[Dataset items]
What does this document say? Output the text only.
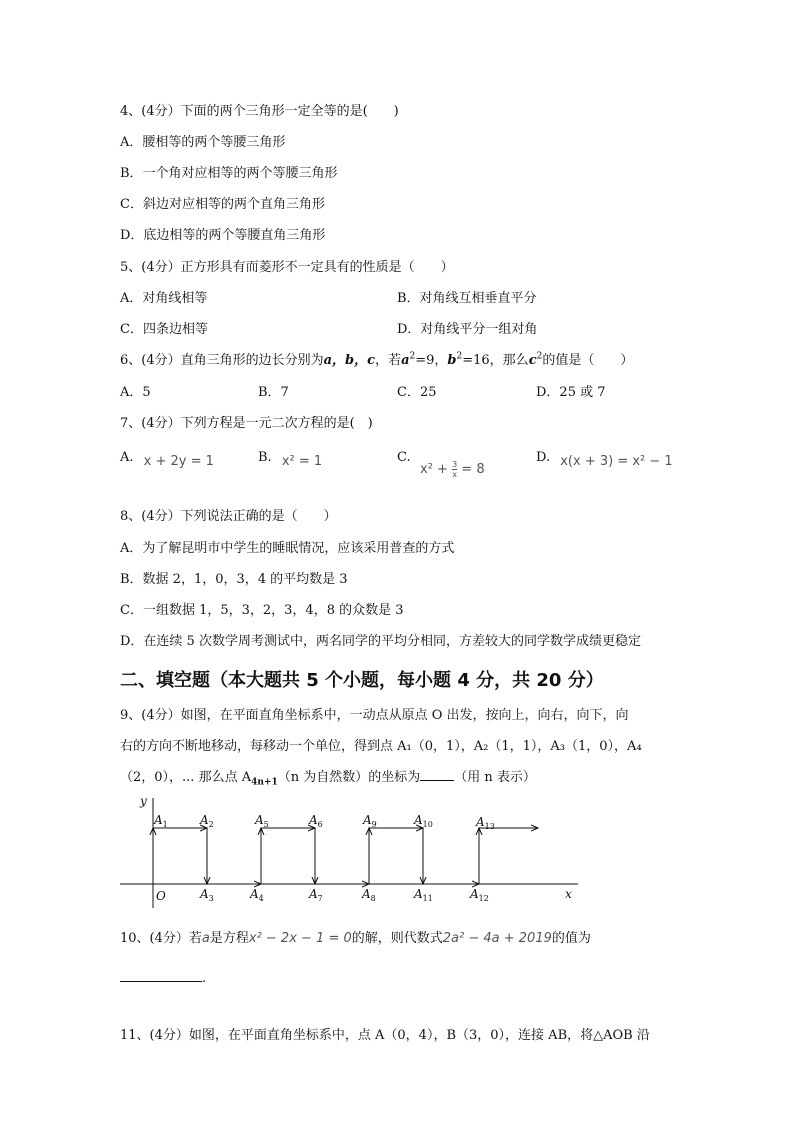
4、(4分）下面的两个三角形一定全等的是(　　)
A．腰相等的两个等腰三角形
B．一个角对应相等的两个等腰三角形
C．斜边对应相等的两个直角三角形
D．底边相等的两个等腰直角三角形
5、(4分）正方形具有而菱形不一定具有的性质是（　　）
A．对角线相等	B．对角线互相垂直平分
C．四条边相等	D．对角线平分一组对角
6、(4分）直角三角形的边长分别为a，b，c，若$a^2=9$，$b^2=16$，那么$c^2$的值是（　　）
A．5	B．7	C．25	D．25 或 7
7、(4分）下列方程是一元二次方程的是(　)
A. x + 2y = 1	B. x² = 1	C.
$x^2 + \frac{3}{x} = 8$
D. x(x + 3) = x² − 1
8、(4分）下列说法正确的是（　　）
A．为了解昆明市中学生的睡眠情况，应该采用普查的方式
B．数据 2，1，0，3，4 的平均数是 3
C．一组数据 1，5，3，2，3，4，8 的众数是 3
D．在连续 5 次数学周考测试中，两名同学的平均分相同，方差较大的同学数学成绩更稳定
二、填空题（本大题共 5 个小题，每小题 4 分，共 20 分）
9、(4分）如图，在平面直角坐标系中，一动点从原点 O 出发，按向上，向右，向下，向
右的方向不断地移动，每移动一个单位，得到点 A₁（0，1），A₂（1，1），A₃（1，0），A₄
（2，0），... 那么点 $A_{4n+1}(n$ 为自然数）的坐标为	（用 n 表示）
y
x
O
$A_1$	$A_2$
$A_3$	$A_4$
$A_5$	$A_6$
$A_7$	$A_8$
$A_9$	$A_{10}$
$A_{11}$	$A_{12}$
$A_{13}$
10、(4分）若a是方程x² − 2x − 1 = 0的解，则代数式2a² − 4a + 2019的值为
.
11、(4分）如图，在平面直角坐标系中，点 A（0，4），B（3，0），连接 AB，将△AOB 沿
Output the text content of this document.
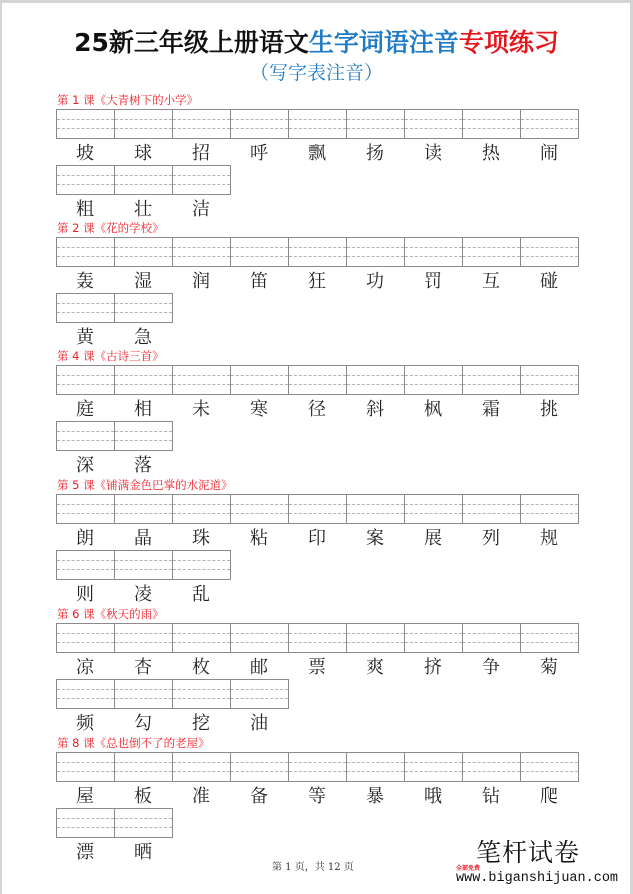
25新三年级上册语文生字词语注音专项练习
（写字表注音）
第 1 课《大青树下的小学》
坡	球	招	呼	飘	扬	读	热	闹
粗	壮	洁
第 2 课《花的学校》
轰	湿	润	笛	狂	功	罚	互	碰
黄	急
第 4 课《古诗三首》
庭	相	未	寒	径	斜	枫	霜	挑
深	落
第 5 课《铺满金色巴掌的水泥道》
朗	晶	珠	粘	印	案	展	列	规
则	凌	乱
第 6 课《秋天的雨》
凉	杏	枚	邮	票	爽	挤	争	菊
频	勾	挖	油
第 8 课《总也倒不了的老屋》
屋	板	准	备	等	暴	哦	钻	爬
漂	晒
第 1 页，共 12 页	全部免费
笔杆试卷
www.biganshijuan.com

== Exercise details ==
Copy out every line where the word "text" occurs.

== Result of this exercise ==
What does this document say? Output the text only.
Output the text content of this document.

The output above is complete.